---------- MATERIALS PROVIDED

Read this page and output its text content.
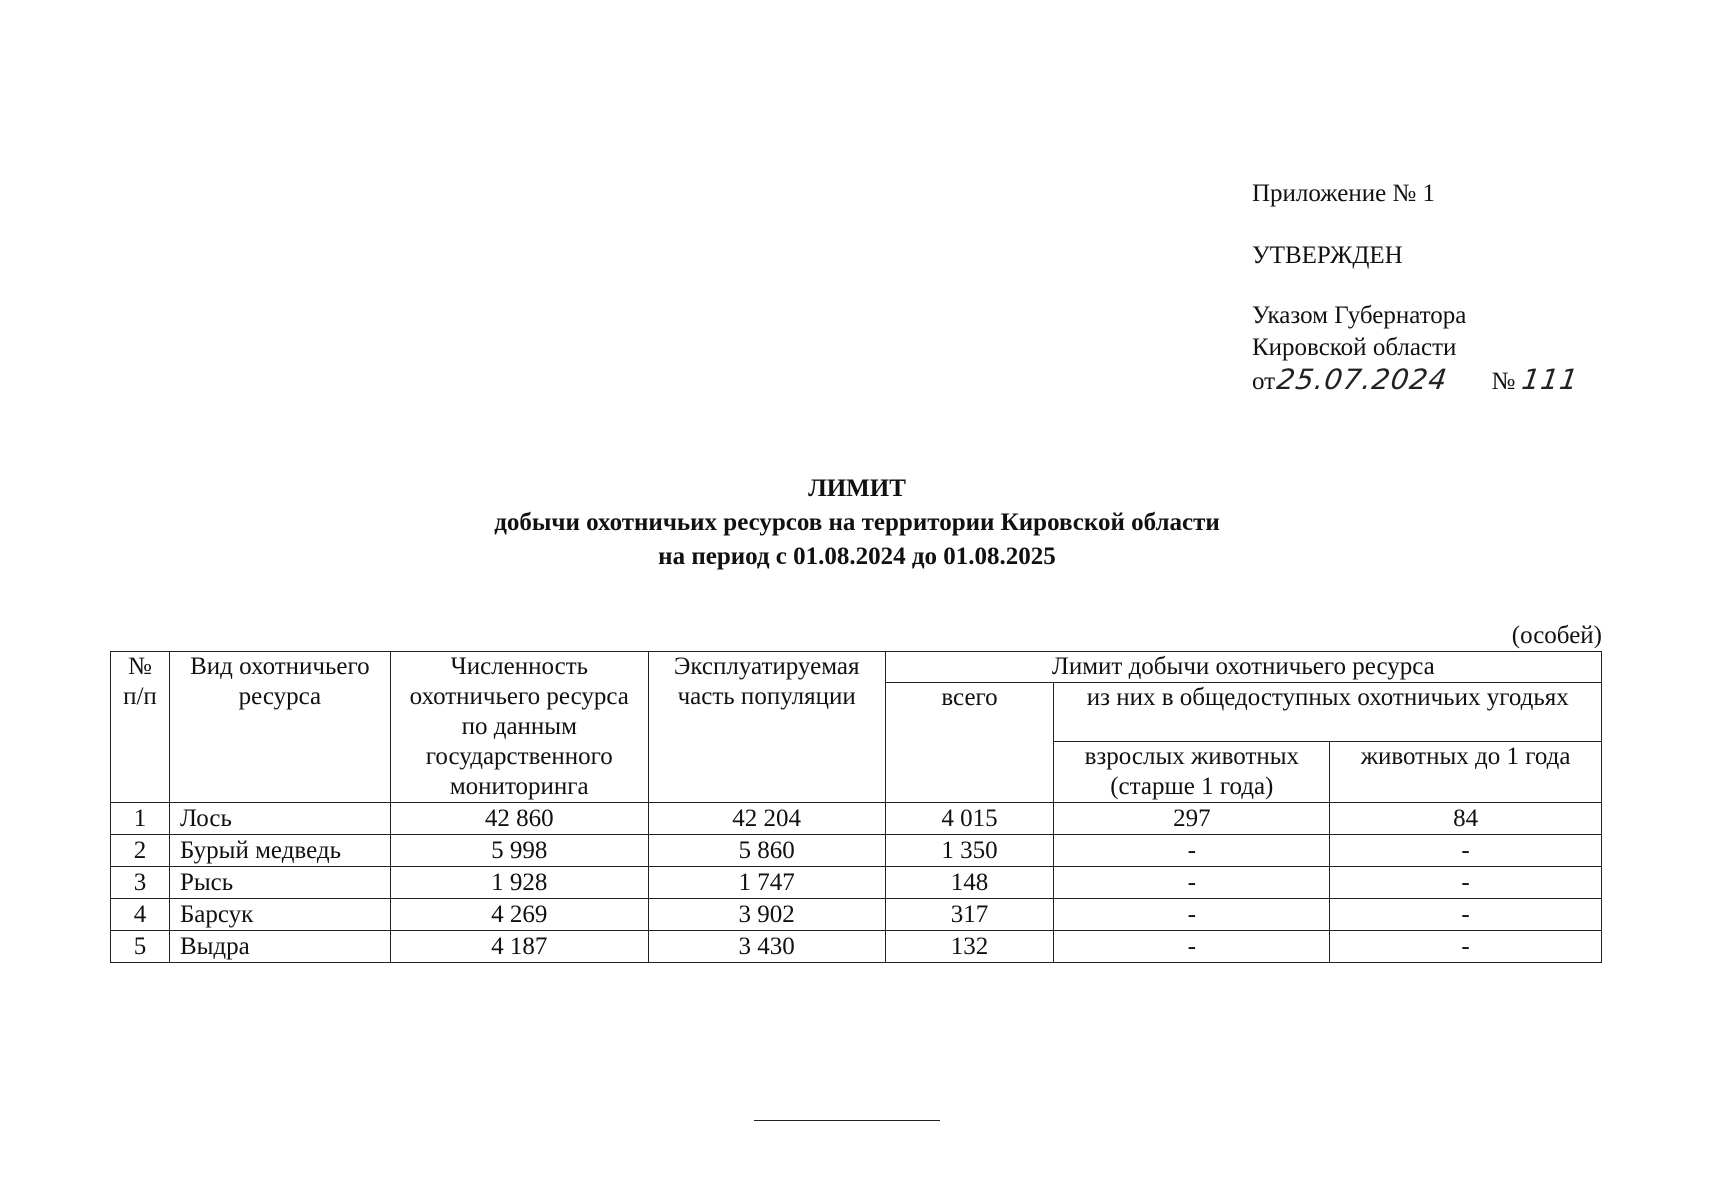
Приложение № 1
УТВЕРЖДЕН
Указом Губернатора
Кировской области
от25.07.2024 № 111
ЛИМИТ
добычи охотничьих ресурсов на территории Кировской области
на период с 01.08.2024 до 01.08.2025
(особей)
№ п/п	Вид охотничьего ресурса	Численность охотничьего ресурса по данным государственного мониторинга	Эксплуатируемая часть популяции	Лимит добычи охотничьего ресурса		
				всего	из них в общедоступных охотничьих угодьях	
					взрослых животных (старше 1 года)	животных до 1 года
1	Лось	42 860	42 204	4 015	297	84
2	Бурый медведь	5 998	5 860	1 350	-	-
3	Рысь	1 928	1 747	148	-	-
4	Барсук	4 269	3 902	317	-	-
5	Выдра	4 187	3 430	132	-	-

--------------------

Copy all the lines of data exactly as they appear, dropping any images.

WRITTEN RESPONSE:
Read this page and output its text content.
Приложение № 1
УТВЕРЖДЕН
Указом Губернатора
Кировской области
от25.07.2024 № 111
ЛИМИТ
добычи охотничьих ресурсов на территории Кировской области
на период с 01.08.2024 до 01.08.2025
(особей)
№ п/п	Вид охотничьего ресурса	Численность охотничьего ресурса по данным государственного мониторинга	Эксплуатируемая часть популяции	Лимит добычи охотничьего ресурса		
				всего	из них в общедоступных охотничьих угодьях	
					взрослых животных (старше 1 года)	животных до 1 года
1	Лось	42 860	42 204	4 015	297	84
2	Бурый медведь	5 998	5 860	1 350	-	-
3	Рысь	1 928	1 747	148	-	-
4	Барсук	4 269	3 902	317	-	-
5	Выдра	4 187	3 430	132	-	-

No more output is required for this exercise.